Problem requirements:
Find the string "регионального" and gather every line that holds it.

Given records:
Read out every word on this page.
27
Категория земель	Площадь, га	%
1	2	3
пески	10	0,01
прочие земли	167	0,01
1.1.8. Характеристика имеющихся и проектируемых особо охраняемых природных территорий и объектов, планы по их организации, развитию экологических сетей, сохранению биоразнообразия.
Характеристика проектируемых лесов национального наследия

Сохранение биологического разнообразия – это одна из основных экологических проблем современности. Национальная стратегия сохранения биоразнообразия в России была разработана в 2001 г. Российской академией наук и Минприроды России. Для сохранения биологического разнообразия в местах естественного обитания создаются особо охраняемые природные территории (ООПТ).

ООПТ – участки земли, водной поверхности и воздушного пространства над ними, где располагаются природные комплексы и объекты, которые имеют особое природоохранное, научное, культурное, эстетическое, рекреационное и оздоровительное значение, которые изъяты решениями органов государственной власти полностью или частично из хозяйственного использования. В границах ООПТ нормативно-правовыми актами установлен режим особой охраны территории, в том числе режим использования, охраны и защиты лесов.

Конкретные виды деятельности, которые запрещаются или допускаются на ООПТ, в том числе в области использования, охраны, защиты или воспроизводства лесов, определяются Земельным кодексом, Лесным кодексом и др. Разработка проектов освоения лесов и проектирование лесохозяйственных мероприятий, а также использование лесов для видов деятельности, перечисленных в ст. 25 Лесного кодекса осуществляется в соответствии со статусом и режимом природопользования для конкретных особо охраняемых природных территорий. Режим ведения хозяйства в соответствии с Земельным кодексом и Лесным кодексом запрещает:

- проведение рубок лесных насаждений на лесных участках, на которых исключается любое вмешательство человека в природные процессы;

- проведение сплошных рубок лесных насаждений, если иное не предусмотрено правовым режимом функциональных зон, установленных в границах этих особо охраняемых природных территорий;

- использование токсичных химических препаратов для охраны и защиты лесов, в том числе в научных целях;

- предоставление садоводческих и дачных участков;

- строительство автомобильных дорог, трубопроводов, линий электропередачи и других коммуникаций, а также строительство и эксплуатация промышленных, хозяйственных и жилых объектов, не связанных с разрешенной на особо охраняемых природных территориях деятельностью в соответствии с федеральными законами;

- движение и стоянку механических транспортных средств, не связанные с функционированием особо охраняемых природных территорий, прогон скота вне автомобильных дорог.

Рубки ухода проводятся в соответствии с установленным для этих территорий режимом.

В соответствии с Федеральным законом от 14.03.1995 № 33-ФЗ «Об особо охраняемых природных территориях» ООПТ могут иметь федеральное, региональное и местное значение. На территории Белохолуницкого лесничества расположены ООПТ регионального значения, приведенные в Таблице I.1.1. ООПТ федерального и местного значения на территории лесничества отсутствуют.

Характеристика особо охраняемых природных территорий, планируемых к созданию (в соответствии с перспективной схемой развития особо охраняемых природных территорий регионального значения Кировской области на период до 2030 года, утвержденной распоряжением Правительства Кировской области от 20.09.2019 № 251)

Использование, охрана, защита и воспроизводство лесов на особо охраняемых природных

Correct answer:
В соответствии с Федеральным законом от 14.03.1995 № 33-ФЗ «Об особо охраняемых природных территориях» ООПТ могут иметь федеральное, региональное и местное значение. На территории Белохолуницкого лесничества расположены ООПТ регионального значения, приведенные в Таблице I.1.1. ООПТ федерального и местного значения на территории лесничества отсутствуют.
Характеристика особо охраняемых природных территорий, планируемых к созданию (в соответствии с перспективной схемой развития особо охраняемых природных территорий регионального значения Кировской области на период до 2030 года, утвержденной распоряжением Правительства Кировской области от 20.09.2019 № 251)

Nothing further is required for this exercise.